Go through the records underneath and write each one out again exactly.

BEGIN Data excerpts

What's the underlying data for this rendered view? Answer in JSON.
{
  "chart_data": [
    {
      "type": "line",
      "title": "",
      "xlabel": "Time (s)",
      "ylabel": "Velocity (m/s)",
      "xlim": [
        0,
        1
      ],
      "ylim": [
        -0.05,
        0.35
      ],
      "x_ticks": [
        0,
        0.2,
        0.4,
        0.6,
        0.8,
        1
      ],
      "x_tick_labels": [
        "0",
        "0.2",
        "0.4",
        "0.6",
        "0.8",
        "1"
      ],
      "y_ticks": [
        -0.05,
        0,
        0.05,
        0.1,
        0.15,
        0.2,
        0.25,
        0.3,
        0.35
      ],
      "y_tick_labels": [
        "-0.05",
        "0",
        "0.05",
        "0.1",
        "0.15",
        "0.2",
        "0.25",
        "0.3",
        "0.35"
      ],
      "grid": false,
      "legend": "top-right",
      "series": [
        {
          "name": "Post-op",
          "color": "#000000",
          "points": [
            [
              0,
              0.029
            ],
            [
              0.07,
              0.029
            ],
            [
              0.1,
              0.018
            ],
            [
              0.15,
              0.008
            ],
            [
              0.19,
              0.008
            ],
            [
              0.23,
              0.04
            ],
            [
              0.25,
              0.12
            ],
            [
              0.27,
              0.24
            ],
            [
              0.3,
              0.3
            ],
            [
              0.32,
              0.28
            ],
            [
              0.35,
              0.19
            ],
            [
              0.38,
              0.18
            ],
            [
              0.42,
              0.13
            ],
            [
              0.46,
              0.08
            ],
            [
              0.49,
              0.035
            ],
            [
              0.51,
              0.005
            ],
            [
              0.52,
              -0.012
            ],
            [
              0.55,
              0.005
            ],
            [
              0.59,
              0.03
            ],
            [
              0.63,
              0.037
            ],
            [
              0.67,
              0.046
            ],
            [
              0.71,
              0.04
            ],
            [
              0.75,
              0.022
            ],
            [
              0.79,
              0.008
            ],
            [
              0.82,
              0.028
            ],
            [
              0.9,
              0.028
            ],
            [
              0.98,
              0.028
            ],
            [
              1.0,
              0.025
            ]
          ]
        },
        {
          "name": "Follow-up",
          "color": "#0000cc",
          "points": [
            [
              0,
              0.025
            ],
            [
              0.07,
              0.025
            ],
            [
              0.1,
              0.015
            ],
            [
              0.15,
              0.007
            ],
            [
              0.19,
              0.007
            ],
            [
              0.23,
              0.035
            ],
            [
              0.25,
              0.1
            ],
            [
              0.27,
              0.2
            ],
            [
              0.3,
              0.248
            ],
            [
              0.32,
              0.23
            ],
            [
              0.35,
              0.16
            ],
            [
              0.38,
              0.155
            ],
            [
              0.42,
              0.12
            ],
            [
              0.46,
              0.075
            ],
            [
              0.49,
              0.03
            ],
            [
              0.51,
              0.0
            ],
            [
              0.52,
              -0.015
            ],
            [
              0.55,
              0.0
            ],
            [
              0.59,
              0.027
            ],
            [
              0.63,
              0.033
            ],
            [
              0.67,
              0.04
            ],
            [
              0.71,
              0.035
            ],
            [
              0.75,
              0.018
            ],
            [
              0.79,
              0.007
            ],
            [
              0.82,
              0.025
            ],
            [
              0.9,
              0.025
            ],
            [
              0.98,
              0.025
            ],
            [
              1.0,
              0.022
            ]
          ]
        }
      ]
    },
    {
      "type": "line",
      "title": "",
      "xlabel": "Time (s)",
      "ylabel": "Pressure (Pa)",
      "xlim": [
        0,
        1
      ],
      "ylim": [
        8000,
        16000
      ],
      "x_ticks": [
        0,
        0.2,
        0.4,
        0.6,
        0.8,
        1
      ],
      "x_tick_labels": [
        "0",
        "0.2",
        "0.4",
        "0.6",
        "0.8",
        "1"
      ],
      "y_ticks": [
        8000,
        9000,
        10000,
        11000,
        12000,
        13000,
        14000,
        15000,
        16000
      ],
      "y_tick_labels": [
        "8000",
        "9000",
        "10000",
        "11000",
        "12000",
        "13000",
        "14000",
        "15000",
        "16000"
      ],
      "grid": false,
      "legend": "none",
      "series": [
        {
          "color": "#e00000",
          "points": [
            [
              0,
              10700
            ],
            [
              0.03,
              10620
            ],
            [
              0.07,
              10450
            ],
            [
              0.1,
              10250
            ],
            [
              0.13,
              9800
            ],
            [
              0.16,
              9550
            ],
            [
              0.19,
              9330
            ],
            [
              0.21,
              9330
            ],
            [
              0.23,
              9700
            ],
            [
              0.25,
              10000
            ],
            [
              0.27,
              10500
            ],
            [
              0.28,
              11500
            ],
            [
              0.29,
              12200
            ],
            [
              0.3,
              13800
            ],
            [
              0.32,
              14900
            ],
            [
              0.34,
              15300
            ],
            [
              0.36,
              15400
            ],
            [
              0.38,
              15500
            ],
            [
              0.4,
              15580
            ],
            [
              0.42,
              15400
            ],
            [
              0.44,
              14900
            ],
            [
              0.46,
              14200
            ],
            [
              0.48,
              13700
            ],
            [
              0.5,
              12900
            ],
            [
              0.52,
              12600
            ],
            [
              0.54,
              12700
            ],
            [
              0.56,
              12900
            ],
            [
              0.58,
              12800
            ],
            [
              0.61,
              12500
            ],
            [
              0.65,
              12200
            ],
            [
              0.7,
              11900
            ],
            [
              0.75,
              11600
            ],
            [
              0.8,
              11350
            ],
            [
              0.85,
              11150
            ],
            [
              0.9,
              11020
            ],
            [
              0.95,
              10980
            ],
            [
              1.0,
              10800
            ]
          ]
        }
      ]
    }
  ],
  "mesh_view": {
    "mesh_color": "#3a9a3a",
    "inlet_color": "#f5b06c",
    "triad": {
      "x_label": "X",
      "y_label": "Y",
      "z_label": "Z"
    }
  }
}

END Data excerpts

= Task answer =
What's the underlying data for this rendered view? Answer in JSON.
{
  "chart_data": [
    {
      "type": "line",
      "title": "",
      "xlabel": "Time (s)",
      "ylabel": "Velocity (m/s)",
      "xlim": [
        0,
        1
      ],
      "ylim": [
        -0.05,
        0.35
      ],
      "x_ticks": [
        0,
        0.2,
        0.4,
        0.6,
        0.8,
        1
      ],
      "x_tick_labels": [
        "0",
        "0.2",
        "0.4",
        "0.6",
        "0.8",
        "1"
      ],
      "y_ticks": [
        -0.05,
        0,
        0.05,
        0.1,
        0.15,
        0.2,
        0.25,
        0.3,
        0.35
      ],
      "y_tick_labels": [
        "-0.05",
        "0",
        "0.05",
        "0.1",
        "0.15",
        "0.2",
        "0.25",
        "0.3",
        "0.35"
      ],
      "grid": false,
      "legend": "top-right",
      "series": [
        {
          "name": "Post-op",
          "color": "#000000",
          "points": [
            [
              0,
              0.029
            ],
            [
              0.07,
              0.029
            ],
            [
              0.1,
              0.018
            ],
            [
              0.15,
              0.008
            ],
            [
              0.19,
              0.008
            ],
            [
              0.23,
              0.04
            ],
            [
              0.25,
              0.12
            ],
            [
              0.27,
              0.24
            ],
            [
              0.3,
              0.3
            ],
            [
              0.32,
              0.28
            ],
            [
              0.35,
              0.19
            ],
            [
              0.38,
              0.18
            ],
            [
              0.42,
              0.13
            ],
            [
              0.46,
              0.08
            ],
            [
              0.49,
              0.035
            ],
            [
              0.51,
              0.005
            ],
            [
              0.52,
              -0.012
            ],
            [
              0.55,
              0.005
            ],
            [
              0.59,
              0.03
            ],
            [
              0.63,
              0.037
            ],
            [
              0.67,
              0.046
            ],
            [
              0.71,
              0.04
            ],
            [
              0.75,
              0.022
            ],
            [
              0.79,
              0.008
            ],
            [
              0.82,
              0.028
            ],
            [
              0.9,
              0.028
            ],
            [
              0.98,
              0.028
            ],
            [
              1.0,
              0.025
            ]
          ]
        },
        {
          "name": "Follow-up",
          "color": "#0000cc",
          "points": [
            [
              0,
              0.025
            ],
            [
              0.07,
              0.025
            ],
            [
              0.1,
              0.015
            ],
            [
              0.15,
              0.007
            ],
            [
              0.19,
              0.007
            ],
            [
              0.23,
              0.035
            ],
            [
              0.25,
              0.1
            ],
            [
              0.27,
              0.2
            ],
            [
              0.3,
              0.248
            ],
            [
              0.32,
              0.23
            ],
            [
              0.35,
              0.16
            ],
            [
              0.38,
              0.155
            ],
            [
              0.42,
              0.12
            ],
            [
              0.46,
              0.075
            ],
            [
              0.49,
              0.03
            ],
            [
              0.51,
              0.0
            ],
            [
              0.52,
              -0.015
            ],
            [
              0.55,
              0.0
            ],
            [
              0.59,
              0.027
            ],
            [
              0.63,
              0.033
            ],
            [
              0.67,
              0.04
            ],
            [
              0.71,
              0.035
            ],
            [
              0.75,
              0.018
            ],
            [
              0.79,
              0.007
            ],
            [
              0.82,
              0.025
            ],
            [
              0.9,
              0.025
            ],
            [
              0.98,
              0.025
            ],
            [
              1.0,
              0.022
            ]
          ]
        }
      ]
    },
    {
      "type": "line",
      "title": "",
      "xlabel": "Time (s)",
      "ylabel": "Pressure (Pa)",
      "xlim": [
        0,
        1
      ],
      "ylim": [
        8000,
        16000
      ],
      "x_ticks": [
        0,
        0.2,
        0.4,
        0.6,
        0.8,
        1
      ],
      "x_tick_labels": [
        "0",
        "0.2",
        "0.4",
        "0.6",
        "0.8",
        "1"
      ],
      "y_ticks": [
        8000,
        9000,
        10000,
        11000,
        12000,
        13000,
        14000,
        15000,
        16000
      ],
      "y_tick_labels": [
        "8000",
        "9000",
        "10000",
        "11000",
        "12000",
        "13000",
        "14000",
        "15000",
        "16000"
      ],
      "grid": false,
      "legend": "none",
      "series": [
        {
          "color": "#e00000",
          "points": [
            [
              0,
              10700
            ],
            [
              0.03,
              10620
            ],
            [
              0.07,
              10450
            ],
            [
              0.1,
              10250
            ],
            [
              0.13,
              9800
            ],
            [
              0.16,
              9550
            ],
            [
              0.19,
              9330
            ],
            [
              0.21,
              9330
            ],
            [
              0.23,
              9700
            ],
            [
              0.25,
              10000
            ],
            [
              0.27,
              10500
            ],
            [
              0.28,
              11500
            ],
            [
              0.29,
              12200
            ],
            [
              0.3,
              13800
            ],
            [
              0.32,
              14900
            ],
            [
              0.34,
              15300
            ],
            [
              0.36,
              15400
            ],
            [
              0.38,
              15500
            ],
            [
              0.4,
              15580
            ],
            [
              0.42,
              15400
            ],
            [
              0.44,
              14900
            ],
            [
              0.46,
              14200
            ],
            [
              0.48,
              13700
            ],
            [
              0.5,
              12900
            ],
            [
              0.52,
              12600
            ],
            [
              0.54,
              12700
            ],
            [
              0.56,
              12900
            ],
            [
              0.58,
              12800
            ],
            [
              0.61,
              12500
            ],
            [
              0.65,
              12200
            ],
            [
              0.7,
              11900
            ],
            [
              0.75,
              11600
            ],
            [
              0.8,
              11350
            ],
            [
              0.85,
              11150
            ],
            [
              0.9,
              11020
            ],
            [
              0.95,
              10980
            ],
            [
              1.0,
              10800
            ]
          ]
        }
      ]
    }
  ],
  "mesh_view": {
    "mesh_color": "#3a9a3a",
    "inlet_color": "#f5b06c",
    "triad": {
      "x_label": "X",
      "y_label": "Y",
      "z_label": "Z"
    }
  }
}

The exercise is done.